Objective:
Find and copy every line in the records that includes the string "Działalność".

Extracted records:
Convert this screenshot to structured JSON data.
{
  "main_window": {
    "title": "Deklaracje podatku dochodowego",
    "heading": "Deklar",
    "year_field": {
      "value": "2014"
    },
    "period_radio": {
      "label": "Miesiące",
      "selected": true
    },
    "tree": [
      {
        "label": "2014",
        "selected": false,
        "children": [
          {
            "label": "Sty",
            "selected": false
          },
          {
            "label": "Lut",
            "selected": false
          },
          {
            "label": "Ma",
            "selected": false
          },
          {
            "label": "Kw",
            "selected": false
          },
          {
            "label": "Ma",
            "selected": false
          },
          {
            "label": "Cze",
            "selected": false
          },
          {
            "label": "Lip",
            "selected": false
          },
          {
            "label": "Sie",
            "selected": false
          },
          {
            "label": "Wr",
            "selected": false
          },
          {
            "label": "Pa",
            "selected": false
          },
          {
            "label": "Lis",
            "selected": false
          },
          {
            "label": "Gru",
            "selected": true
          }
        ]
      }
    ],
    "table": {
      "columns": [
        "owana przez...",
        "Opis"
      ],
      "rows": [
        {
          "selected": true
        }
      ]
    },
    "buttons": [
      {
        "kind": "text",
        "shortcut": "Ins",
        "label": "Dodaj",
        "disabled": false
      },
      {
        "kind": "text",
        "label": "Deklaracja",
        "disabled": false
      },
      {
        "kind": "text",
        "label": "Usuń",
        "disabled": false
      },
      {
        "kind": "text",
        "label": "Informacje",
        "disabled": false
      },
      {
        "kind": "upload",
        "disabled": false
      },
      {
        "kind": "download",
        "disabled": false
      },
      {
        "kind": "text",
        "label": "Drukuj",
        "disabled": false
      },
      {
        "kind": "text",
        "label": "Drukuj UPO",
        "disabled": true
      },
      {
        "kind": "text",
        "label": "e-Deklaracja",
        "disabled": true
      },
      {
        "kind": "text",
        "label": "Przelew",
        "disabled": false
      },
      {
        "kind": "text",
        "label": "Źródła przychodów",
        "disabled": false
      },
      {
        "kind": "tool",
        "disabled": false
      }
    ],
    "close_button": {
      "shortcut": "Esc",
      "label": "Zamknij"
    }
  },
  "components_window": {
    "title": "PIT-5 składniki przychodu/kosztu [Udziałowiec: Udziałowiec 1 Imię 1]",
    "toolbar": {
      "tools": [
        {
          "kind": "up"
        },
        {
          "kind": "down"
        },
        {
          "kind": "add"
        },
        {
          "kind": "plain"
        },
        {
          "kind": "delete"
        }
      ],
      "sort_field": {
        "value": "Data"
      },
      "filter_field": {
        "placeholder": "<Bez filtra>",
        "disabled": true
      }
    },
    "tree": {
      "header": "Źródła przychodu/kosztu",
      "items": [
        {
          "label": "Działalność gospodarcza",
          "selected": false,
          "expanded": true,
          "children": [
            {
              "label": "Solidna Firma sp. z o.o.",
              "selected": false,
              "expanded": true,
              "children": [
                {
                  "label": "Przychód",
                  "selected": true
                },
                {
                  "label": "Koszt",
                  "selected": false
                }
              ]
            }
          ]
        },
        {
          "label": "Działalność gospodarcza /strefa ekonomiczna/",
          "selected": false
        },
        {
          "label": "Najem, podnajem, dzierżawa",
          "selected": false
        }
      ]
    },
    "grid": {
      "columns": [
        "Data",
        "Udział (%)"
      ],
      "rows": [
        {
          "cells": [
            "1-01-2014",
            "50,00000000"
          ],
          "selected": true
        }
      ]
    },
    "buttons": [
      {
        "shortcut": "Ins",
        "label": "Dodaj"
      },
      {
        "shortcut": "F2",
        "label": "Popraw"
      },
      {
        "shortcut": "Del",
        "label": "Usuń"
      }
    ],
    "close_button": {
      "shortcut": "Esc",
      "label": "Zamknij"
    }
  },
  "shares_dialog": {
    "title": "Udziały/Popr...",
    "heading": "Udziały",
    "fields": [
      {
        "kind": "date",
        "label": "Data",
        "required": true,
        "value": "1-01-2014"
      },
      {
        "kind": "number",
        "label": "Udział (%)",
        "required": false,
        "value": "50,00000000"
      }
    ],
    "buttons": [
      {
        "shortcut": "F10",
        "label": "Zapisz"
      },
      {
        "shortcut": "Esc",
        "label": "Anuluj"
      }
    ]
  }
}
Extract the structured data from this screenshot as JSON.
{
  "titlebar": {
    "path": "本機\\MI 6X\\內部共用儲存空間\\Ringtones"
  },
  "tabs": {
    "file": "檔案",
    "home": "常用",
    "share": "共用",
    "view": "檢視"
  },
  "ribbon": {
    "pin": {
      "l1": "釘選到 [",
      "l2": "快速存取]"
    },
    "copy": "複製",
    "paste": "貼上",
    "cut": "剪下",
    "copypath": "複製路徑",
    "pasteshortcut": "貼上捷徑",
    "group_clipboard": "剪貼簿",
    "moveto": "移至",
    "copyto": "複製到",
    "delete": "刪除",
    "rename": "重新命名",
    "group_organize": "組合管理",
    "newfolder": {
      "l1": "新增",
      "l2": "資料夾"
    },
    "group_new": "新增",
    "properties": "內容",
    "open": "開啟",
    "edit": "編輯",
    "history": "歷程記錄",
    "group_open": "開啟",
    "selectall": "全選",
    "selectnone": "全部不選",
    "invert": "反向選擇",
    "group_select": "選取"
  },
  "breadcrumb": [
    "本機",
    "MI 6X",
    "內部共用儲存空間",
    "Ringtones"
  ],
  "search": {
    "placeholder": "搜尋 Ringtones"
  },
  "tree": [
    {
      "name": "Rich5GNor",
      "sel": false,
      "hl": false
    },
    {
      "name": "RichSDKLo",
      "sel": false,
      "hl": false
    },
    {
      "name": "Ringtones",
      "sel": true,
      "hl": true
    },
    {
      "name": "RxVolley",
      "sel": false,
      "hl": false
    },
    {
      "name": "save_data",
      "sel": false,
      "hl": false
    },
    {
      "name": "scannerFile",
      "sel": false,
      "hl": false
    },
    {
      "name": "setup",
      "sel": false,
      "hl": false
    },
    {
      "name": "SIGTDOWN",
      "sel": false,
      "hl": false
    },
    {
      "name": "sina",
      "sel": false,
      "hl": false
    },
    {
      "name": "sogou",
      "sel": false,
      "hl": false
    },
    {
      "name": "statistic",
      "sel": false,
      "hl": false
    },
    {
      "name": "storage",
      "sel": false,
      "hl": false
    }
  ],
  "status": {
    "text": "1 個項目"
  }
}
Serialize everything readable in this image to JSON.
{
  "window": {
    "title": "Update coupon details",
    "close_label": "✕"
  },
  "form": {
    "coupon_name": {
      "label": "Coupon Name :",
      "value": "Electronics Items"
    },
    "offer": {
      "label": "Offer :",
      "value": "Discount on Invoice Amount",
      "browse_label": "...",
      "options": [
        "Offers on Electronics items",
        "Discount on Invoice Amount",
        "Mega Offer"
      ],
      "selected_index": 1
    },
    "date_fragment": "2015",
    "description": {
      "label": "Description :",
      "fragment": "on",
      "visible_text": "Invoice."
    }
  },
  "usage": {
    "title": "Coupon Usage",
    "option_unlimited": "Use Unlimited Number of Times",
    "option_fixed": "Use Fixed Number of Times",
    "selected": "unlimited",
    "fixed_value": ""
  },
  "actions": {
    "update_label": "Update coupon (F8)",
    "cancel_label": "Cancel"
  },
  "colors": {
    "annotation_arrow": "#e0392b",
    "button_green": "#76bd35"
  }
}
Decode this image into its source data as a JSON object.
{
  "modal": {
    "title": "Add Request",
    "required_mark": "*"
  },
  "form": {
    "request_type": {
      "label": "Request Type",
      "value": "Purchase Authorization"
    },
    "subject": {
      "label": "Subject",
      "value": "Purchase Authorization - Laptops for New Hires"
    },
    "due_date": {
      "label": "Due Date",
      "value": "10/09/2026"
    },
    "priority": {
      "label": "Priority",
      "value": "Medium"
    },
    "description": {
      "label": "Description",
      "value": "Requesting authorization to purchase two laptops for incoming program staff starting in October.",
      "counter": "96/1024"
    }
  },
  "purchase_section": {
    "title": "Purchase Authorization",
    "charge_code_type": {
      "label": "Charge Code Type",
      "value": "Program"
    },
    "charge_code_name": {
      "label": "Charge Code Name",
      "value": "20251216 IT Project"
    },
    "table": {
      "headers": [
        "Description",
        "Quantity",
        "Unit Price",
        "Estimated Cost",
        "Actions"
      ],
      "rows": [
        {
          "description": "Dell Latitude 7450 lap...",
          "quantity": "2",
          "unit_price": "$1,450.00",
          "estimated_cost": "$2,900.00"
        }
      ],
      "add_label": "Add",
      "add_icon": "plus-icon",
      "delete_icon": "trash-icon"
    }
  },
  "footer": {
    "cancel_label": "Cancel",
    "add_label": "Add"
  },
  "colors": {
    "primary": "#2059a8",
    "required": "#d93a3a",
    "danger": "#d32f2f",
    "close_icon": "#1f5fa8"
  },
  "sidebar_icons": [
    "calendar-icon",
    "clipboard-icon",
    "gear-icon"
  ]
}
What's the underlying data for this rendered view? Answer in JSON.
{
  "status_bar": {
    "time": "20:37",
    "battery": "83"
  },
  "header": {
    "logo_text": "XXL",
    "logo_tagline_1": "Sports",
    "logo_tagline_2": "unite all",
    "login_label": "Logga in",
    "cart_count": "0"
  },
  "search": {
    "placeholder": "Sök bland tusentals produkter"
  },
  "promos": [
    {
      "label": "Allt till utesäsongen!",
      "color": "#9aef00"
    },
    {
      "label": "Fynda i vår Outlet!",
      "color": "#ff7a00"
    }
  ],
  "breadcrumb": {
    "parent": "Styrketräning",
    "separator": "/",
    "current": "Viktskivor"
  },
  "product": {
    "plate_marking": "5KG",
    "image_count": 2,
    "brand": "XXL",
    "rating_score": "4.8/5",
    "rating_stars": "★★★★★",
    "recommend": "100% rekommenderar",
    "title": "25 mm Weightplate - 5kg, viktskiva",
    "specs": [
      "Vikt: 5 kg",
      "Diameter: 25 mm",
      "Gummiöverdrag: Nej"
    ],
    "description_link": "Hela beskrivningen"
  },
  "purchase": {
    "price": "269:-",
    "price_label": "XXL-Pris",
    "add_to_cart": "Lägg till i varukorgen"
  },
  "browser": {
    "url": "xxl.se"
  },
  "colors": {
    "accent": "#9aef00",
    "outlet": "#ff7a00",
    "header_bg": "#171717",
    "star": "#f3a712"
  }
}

Response:
          "label": "Działalność gospodarcza",
          "label": "Działalność gospodarcza /strefa ekonomiczna/",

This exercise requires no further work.